▶ **Provided text**

::::::

SELECT lower, upper, count(question_count) 
  FROM bins  -- Created above
       -- Join to dropbox (created above), 
       -- keeping all rows from the bins table in the join
       LEFT JOIN dropbox
       -- Compare question_count to lower and upper
         ON question_count >= lower 
        AND question_count < upper
 -- Group by lower and upper to count values in each bin
 GROUP BY lower, upper
 -- Order by lower to put bins in order
 ORDER BY lower;
 
 -- Outcome: 18 rows affected 

### 1.2 MORE SUMMARY FUNCTIONS
- `corr(col1,col2 )` correlation between two columns
- `percentile_disc(percentile) WITHIN GROUP (ORDER BY column_name)`: median at 50 percentile

In [None]:
-- Compute the mean (avg()) and median assets of Fortune 500 companies by sector.

-- What groups are you computing statistics by?
SELECT sector,
       -- Select the mean of assets with the avg function
       avg(assets) AS mean,
       -- Select the median
       percentile_disc(0.5) WITHIN GROUP (ORDER BY assets) AS median
  FROM fortune500
 -- Computing statistics for each what?
 GROUP BY sector
 -- Order results by a value of interest
 ORDER BY mean;

### 1.3 TEMP TABLE 
- **Create TEMP TABLE Syntax** 
##### -- Create table as 
`CREATE TEMP TABLE new_tablename AS`
##### -- Query results to store in the table
`SELECT column1, column2`
`FROM table;`

- **Select Into Syntax** 
#### -- Select existing columns
`SELECT column1, column2`
##### -- Clause to direct results to a new temp table
`INTO TEMP TABLE new_tablename`
-- Existing table with exisitng columns
`FROM table;`

In [None]:
-- QUESTION: How many questions had each tag on the first date for which data for the tag is available?
-- QUESTION: How many questions had the tag on the last day?
-- QUESTION: Also, compute the difference between these two values.
-- To clear table if it already exists
DROP TABLE IF EXISTS startdates;

CREATE TEMP TABLE startdates AS
SELECT tag, min(date) AS mindate
  FROM stackoverflow
 GROUP BY tag;
 
-- Select tag (Remember the table name!) and mindate
SELECT startdates.mindate, 
       -- Select question count on the min and max days
	   so_min.question_count AS min_date_question_count,
       so_max.question_count AS max_date_question_count,
       -- Compute the change in question_count (max- min)
       so_max.question_count - so_min.question_count AS change
  FROM startdates
       -- Join startdates to stackoverflow with alias so_min
       INNER JOIN stackoverflow AS so_min
          -- What needs to match between tables?

::::::

▶ **Raw data**
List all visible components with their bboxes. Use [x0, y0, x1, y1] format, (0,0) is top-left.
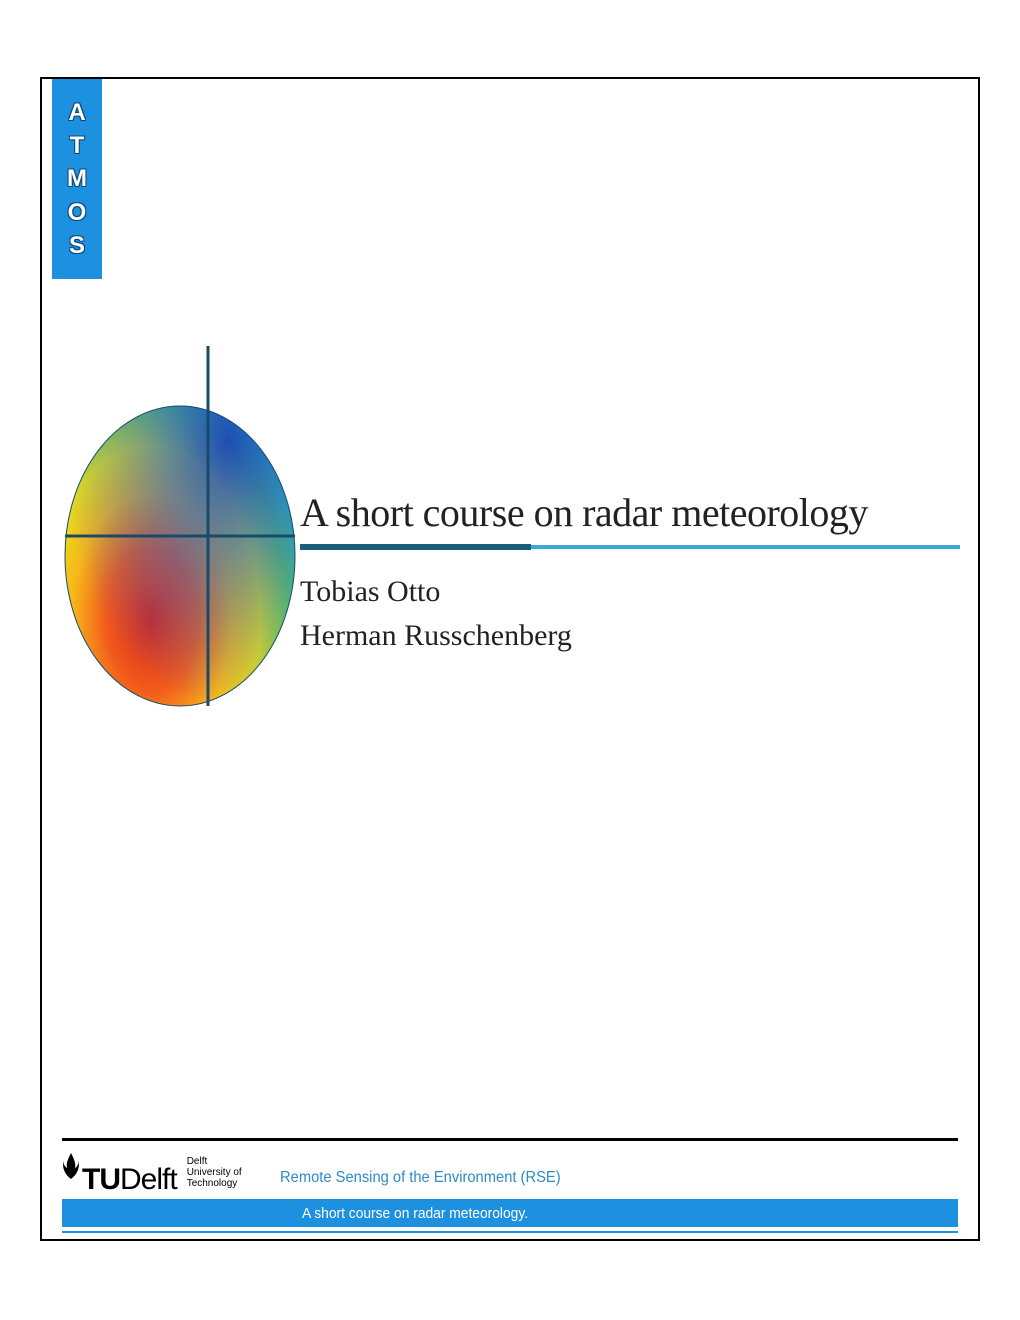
slide-footer: TUDelft Delft University of Technology R… [62, 1138, 958, 1233]
footer-band-text: A short course on radar meteorology. [302, 1205, 528, 1222]
atmos-badge: A T M O S [52, 79, 102, 279]
page-title: A short course on radar meteorology [300, 489, 960, 536]
logo-tu: TU [82, 1163, 120, 1196]
badge-letter: M [67, 163, 87, 194]
authors-block: Tobias Otto Herman Russchenberg [300, 570, 960, 657]
footer-rule [62, 1138, 958, 1141]
tudelft-logo: TUDelft Delft University of Technology [62, 1153, 262, 1193]
badge-letter: S [69, 230, 85, 261]
title-block: A short course on radar meteorology Tobi… [300, 489, 960, 657]
flame-icon [62, 1153, 80, 1179]
radar-heatmap [60, 346, 300, 726]
logo-delft: Delft [120, 1163, 177, 1196]
footer-rule-thin [62, 1231, 958, 1233]
title-underline [300, 544, 960, 550]
logo-subtitle: Delft University of Technology [187, 1156, 242, 1189]
badge-letter: A [68, 97, 85, 128]
slide-frame: A T M O S [40, 77, 980, 1241]
footer-band: A short course on radar meteorology. [62, 1199, 958, 1227]
badge-letter: T [70, 130, 85, 161]
department-label: Remote Sensing of the Environment (RSE) [280, 1169, 561, 1193]
author-name: Tobias Otto [300, 570, 960, 614]
badge-letter: O [68, 197, 87, 228]
author-name: Herman Russchenberg [300, 614, 960, 658]
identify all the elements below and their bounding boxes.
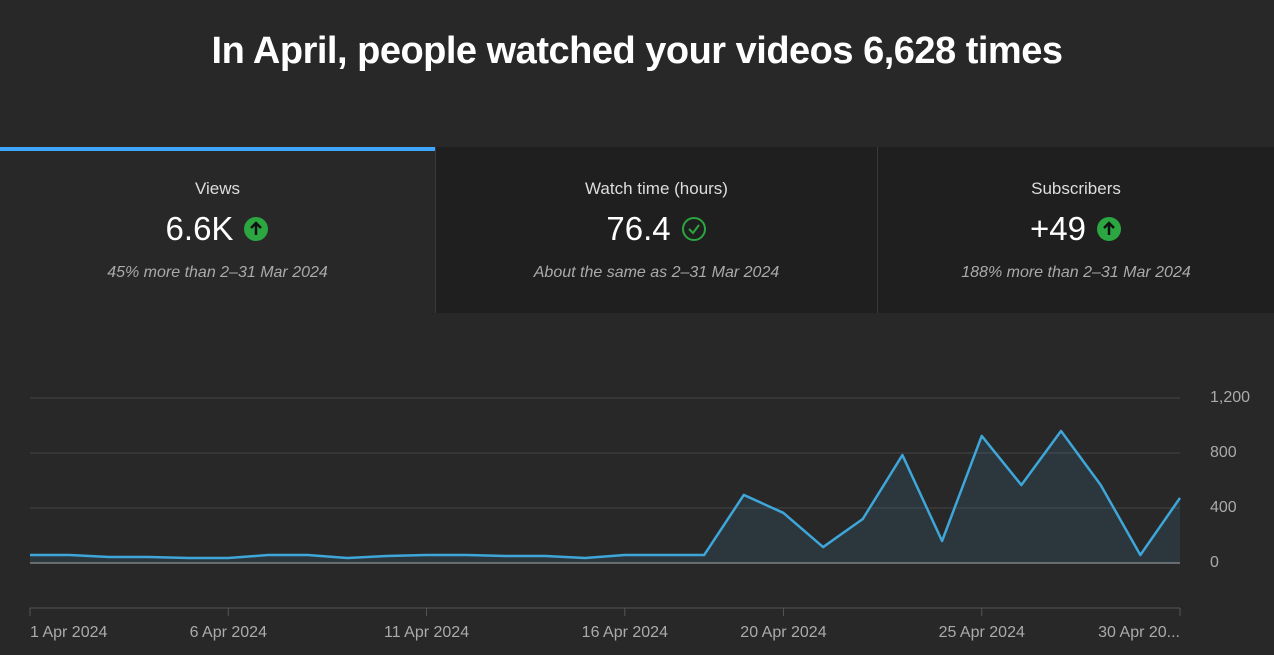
y-tick-label: 1,200 xyxy=(1210,389,1250,406)
metric-value: +49 xyxy=(1030,210,1086,247)
metric-tabs: Views 6.6K 45% more than 2–31 Mar 2024 W… xyxy=(0,147,1274,313)
area xyxy=(30,431,1180,563)
metric-value: 6.6K xyxy=(165,210,234,247)
metric-tab[interactable]: Subscribers +49 188% more than 2–31 Mar … xyxy=(877,147,1274,313)
up-icon xyxy=(1096,217,1121,241)
up-icon xyxy=(244,217,269,241)
metric-comparison: 45% more than 2–31 Mar 2024 xyxy=(107,264,328,281)
x-tick-label: 25 Apr 2024 xyxy=(939,624,1025,641)
line xyxy=(30,429,1182,560)
x-tick-label: 1 Apr 2024 xyxy=(30,624,108,641)
metric-tab[interactable]: Views 6.6K 45% more than 2–31 Mar 2024 xyxy=(0,147,435,313)
x-tick-label: 11 Apr 2024 xyxy=(384,624,469,641)
metric-comparison: About the same as 2–31 Mar 2024 xyxy=(533,264,780,281)
x-tick-label: 6 Apr 2024 xyxy=(190,624,268,641)
check-icon xyxy=(681,217,706,241)
page-title: In April, people watched your videos 6,6… xyxy=(211,30,1063,72)
y-tick-label: 0 xyxy=(1210,554,1219,571)
metric-label: Views xyxy=(194,179,241,198)
y-tick-label: 400 xyxy=(1210,499,1237,516)
metric-label: Subscribers xyxy=(1031,179,1121,198)
y-tick-label: 800 xyxy=(1210,444,1237,461)
metric-label: Watch time (hours) xyxy=(585,179,728,198)
x-tick-label: 20 Apr 2024 xyxy=(740,624,826,641)
x-tick-label: 16 Apr 2024 xyxy=(582,624,668,641)
metric-value: 76.4 xyxy=(606,210,671,247)
x-tick-label: 30 Apr 20... xyxy=(1098,624,1180,641)
metric-tab[interactable]: Watch time (hours) 76.4 About the same a… xyxy=(435,147,877,313)
metric-comparison: 188% more than 2–31 Mar 2024 xyxy=(961,264,1191,281)
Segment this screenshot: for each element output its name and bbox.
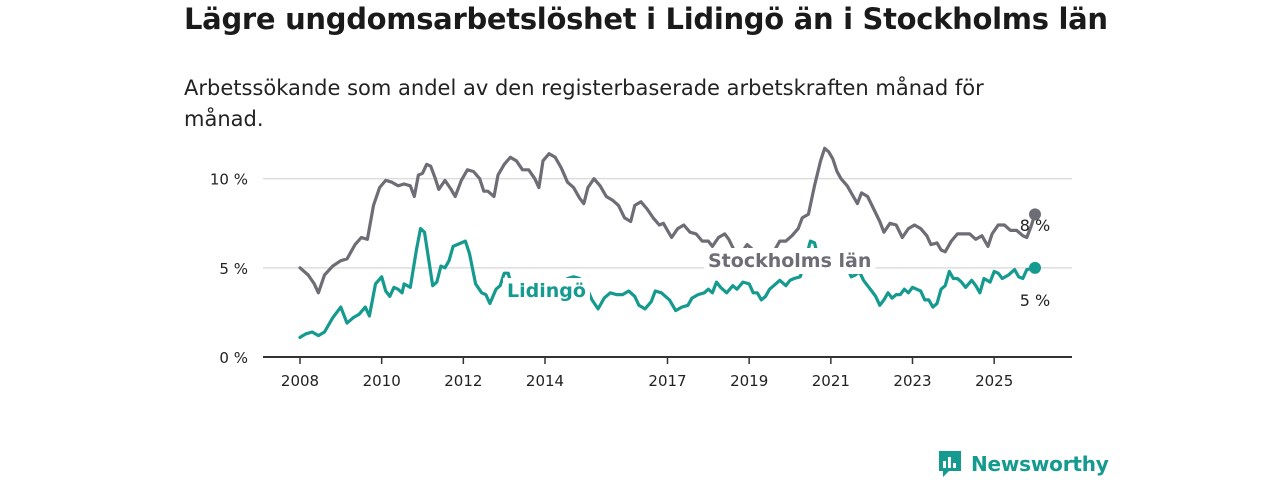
y-tick-label: 0 %: [219, 349, 248, 367]
label-background: [503, 278, 590, 304]
newsworthy-logo-icon: [939, 451, 961, 477]
x-tick-label: 2021: [812, 372, 850, 390]
gridlines: [263, 177, 1072, 269]
newsworthy-brand-text: Newsworthy: [971, 452, 1109, 476]
x-tick-label: 2019: [730, 372, 768, 390]
series-label-stockholm: Stockholms län: [708, 250, 871, 272]
series-lines: [298, 146, 1041, 339]
x-tick-label: 2025: [975, 372, 1013, 390]
x-tick-label: 2008: [281, 372, 319, 390]
newsworthy-logo: Newsworthy: [937, 448, 1109, 480]
x-tick-label: 2010: [363, 372, 401, 390]
series-line-stockholm: [298, 146, 1037, 295]
x-tick-label: 2014: [526, 372, 564, 390]
series-label-lidingo: Lidingö: [507, 280, 586, 302]
chart-title: Lägre ungdomsarbetslöshet i Lidingö än i…: [184, 2, 1108, 36]
y-tick-label: 5 %: [219, 260, 248, 278]
series-end-point-lidingo: [1029, 261, 1041, 274]
axis-ticks: 0 % 5 % 10 % 2008 2010 2012 2014 2017 2019 2021 20…: [210, 171, 1013, 390]
end-label-lidingo: 5 %: [1020, 291, 1050, 310]
series-end-point-stockholm: [1029, 208, 1041, 221]
chart-subtitle: Arbetssökande som andel av den registerb…: [184, 76, 984, 131]
end-label-stockholm: 8 %: [1020, 216, 1050, 235]
x-tick-label: 2023: [893, 372, 931, 390]
series-line-lidingo: [298, 227, 1037, 339]
x-tick-label: 2012: [444, 372, 482, 390]
x-tick-label: 2017: [648, 372, 686, 390]
label-background: [704, 248, 876, 274]
y-tick-label: 10 %: [210, 171, 248, 189]
line-chart: 0 % 5 % 10 % 2008 2010 2012 2014 2017 2019 2021 20…: [210, 146, 1072, 390]
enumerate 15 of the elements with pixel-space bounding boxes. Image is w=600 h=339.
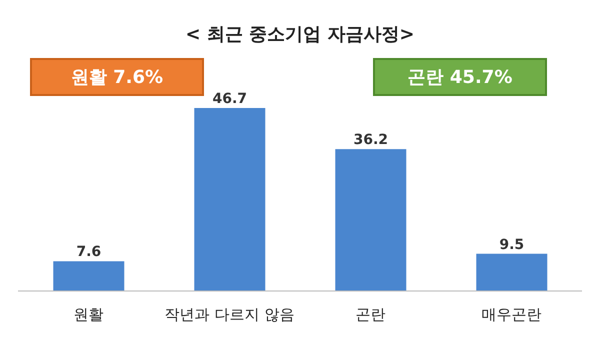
text: 원활 7.6% [30, 58, 204, 96]
chart-title: < 최근 중소기업 자금사정> [184, 23, 416, 46]
x-tick-label: 곤란 [356, 306, 386, 324]
data-label: 46.7 [212, 91, 248, 107]
bar [335, 149, 406, 291]
text: 곤란 45.7% [373, 58, 547, 96]
data-label: 36.2 [353, 132, 388, 148]
x-tick-label: 원활 [74, 306, 104, 324]
data-label: 9.5 [499, 236, 524, 253]
x-tick-label: 매우곤란 [482, 306, 542, 324]
bar [53, 261, 124, 291]
bar [194, 108, 266, 291]
data-label: 7.6 [76, 244, 102, 260]
x-tick-label: 작년과 다르지 않음 [164, 306, 294, 324]
bar [476, 254, 548, 291]
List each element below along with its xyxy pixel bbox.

::::::

▶ **Given instruction**
Extend the SQL notebook excerpt by writing what comes after its last line. The entries were taken from a separate source.

▶ **Final result**
          ON startdates.tag = so_min.tag
         AND startdates.mindate = so_min.date
       -- Join to stackoverflow again with alias so_max
       INNER JOIN stackoverflow AS so_max
       	  -- Again, what needs to match between tables?
          ON startdates.tag = so_max.tag
         AND so_max.date = '2018-09-25';


### 1.4 INSERT INTO TEMP TABLE
- `INSERT INTO` top_companies
- `SELECT` rank, title
- `FROM` fortune500
- `WHERE` rank `BETWEEN` 11 AND 20;

# CHAPTER 3: Character data types and common issues

- **DATABASE: evanston311**
    - `street`column:  Street name
    - `description` column:  the details of the inquiry
    - `category` column:  the column groups inquiries into different types.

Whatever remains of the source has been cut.